**TASK STATEMENT**
In the copy, keep every record exact and leave out all images.

--- start MATERIAL FOR THE TASK ---

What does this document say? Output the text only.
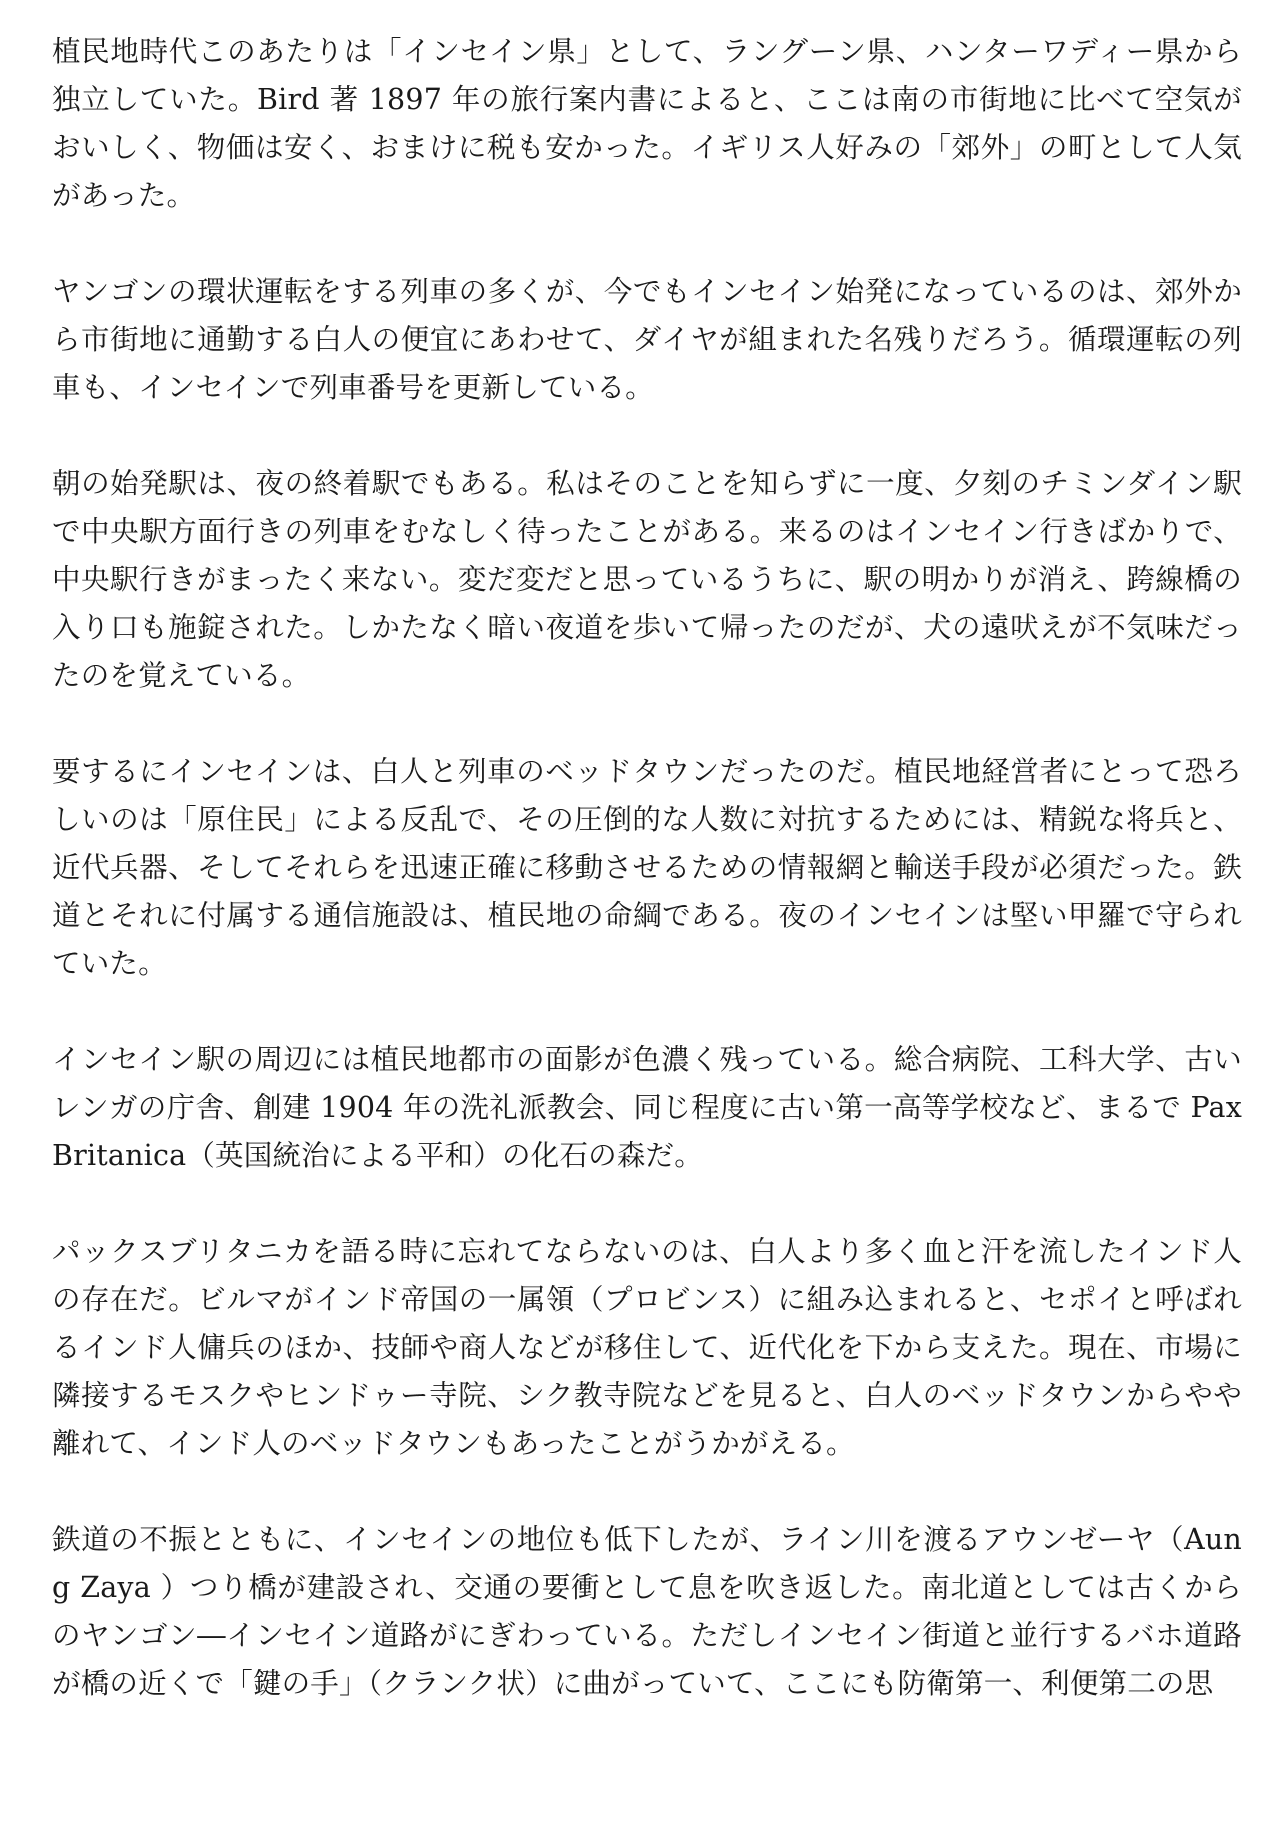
植民地時代このあたりは「インセイン県」として、ラングーン県、ハンターワディー県から独立していた。Bird 著 1897 年の旅行案内書によると、ここは南の市街地に比べて空気がおいしく、物価は安く、おまけに税も安かった。イギリス人好みの「郊外」の町として人気があった。

ヤンゴンの環状運転をする列車の多くが、今でもインセイン始発になっているのは、郊外から市街地に通勤する白人の便宜にあわせて、ダイヤが組まれた名残りだろう。循環運転の列車も、インセインで列車番号を更新している。

朝の始発駅は、夜の終着駅でもある。私はそのことを知らずに一度、夕刻のチミンダイン駅で中央駅方面行きの列車をむなしく待ったことがある。来るのはインセイン行きばかりで、中央駅行きがまったく来ない。変だ変だと思っているうちに、駅の明かりが消え、跨線橋の入り口も施錠された。しかたなく暗い夜道を歩いて帰ったのだが、犬の遠吠えが不気味だったのを覚えている。

要するにインセインは、白人と列車のベッドタウンだったのだ。植民地経営者にとって恐ろしいのは「原住民」による反乱で、その圧倒的な人数に対抗するためには、精鋭な将兵と、近代兵器、そしてそれらを迅速正確に移動させるための情報網と輸送手段が必須だった。鉄道とそれに付属する通信施設は、植民地の命綱である。夜のインセインは堅い甲羅で守られていた。

インセイン駅の周辺には植民地都市の面影が色濃く残っている。総合病院、工科大学、古いレンガの庁舎、創建 1904 年の洗礼派教会、同じ程度に古い第一高等学校など、まるで Pax Britanica（英国統治による平和）の化石の森だ。

パックスブリタニカを語る時に忘れてならないのは、白人より多く血と汗を流したインド人の存在だ。ビルマがインド帝国の一属領（プロビンス）に組み込まれると、セポイと呼ばれるインド人傭兵のほか、技師や商人などが移住して、近代化を下から支えた。現在、市場に隣接するモスクやヒンドゥー寺院、シク教寺院などを見ると、白人のベッドタウンからやや離れて、インド人のベッドタウンもあったことがうかがえる。

鉄道の不振とともに、インセインの地位も低下したが、ライン川を渡るアウンゼーヤ（Aung Zaya ）つり橋が建設され、交通の要衝として息を吹き返した。南北道としては古くからのヤンゴン―インセイン道路がにぎわっている。ただしインセイン街道と並行するバホ道路が橋の近くで「鍵の手」（クランク状）に曲がっていて、ここにも防衛第一、利便第二の思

--- end MATERIAL FOR THE TASK ---

**TASK RESPONSE**
What does this document say? Output the text only.
植民地時代このあたりは「インセイン県」として、ラングーン県、ハンターワディー県から独立していた。Bird 著 1897 年の旅行案内書によると、ここは南の市街地に比べて空気がおいしく、物価は安く、おまけに税も安かった。イギリス人好みの「郊外」の町として人気があった。

ヤンゴンの環状運転をする列車の多くが、今でもインセイン始発になっているのは、郊外から市街地に通勤する白人の便宜にあわせて、ダイヤが組まれた名残りだろう。循環運転の列車も、インセインで列車番号を更新している。

朝の始発駅は、夜の終着駅でもある。私はそのことを知らずに一度、夕刻のチミンダイン駅で中央駅方面行きの列車をむなしく待ったことがある。来るのはインセイン行きばかりで、中央駅行きがまったく来ない。変だ変だと思っているうちに、駅の明かりが消え、跨線橋の入り口も施錠された。しかたなく暗い夜道を歩いて帰ったのだが、犬の遠吠えが不気味だったのを覚えている。

要するにインセインは、白人と列車のベッドタウンだったのだ。植民地経営者にとって恐ろしいのは「原住民」による反乱で、その圧倒的な人数に対抗するためには、精鋭な将兵と、近代兵器、そしてそれらを迅速正確に移動させるための情報網と輸送手段が必須だった。鉄道とそれに付属する通信施設は、植民地の命綱である。夜のインセインは堅い甲羅で守られていた。

インセイン駅の周辺には植民地都市の面影が色濃く残っている。総合病院、工科大学、古いレンガの庁舎、創建 1904 年の洗礼派教会、同じ程度に古い第一高等学校など、まるで Pax Britanica（英国統治による平和）の化石の森だ。

パックスブリタニカを語る時に忘れてならないのは、白人より多く血と汗を流したインド人の存在だ。ビルマがインド帝国の一属領（プロビンス）に組み込まれると、セポイと呼ばれるインド人傭兵のほか、技師や商人などが移住して、近代化を下から支えた。現在、市場に隣接するモスクやヒンドゥー寺院、シク教寺院などを見ると、白人のベッドタウンからやや離れて、インド人のベッドタウンもあったことがうかがえる。

鉄道の不振とともに、インセインの地位も低下したが、ライン川を渡るアウンゼーヤ（Aung Zaya ）つり橋が建設され、交通の要衝として息を吹き返した。南北道としては古くからのヤンゴン―インセイン道路がにぎわっている。ただしインセイン街道と並行するバホ道路が橋の近くで「鍵の手」（クランク状）に曲がっていて、ここにも防衛第一、利便第二の思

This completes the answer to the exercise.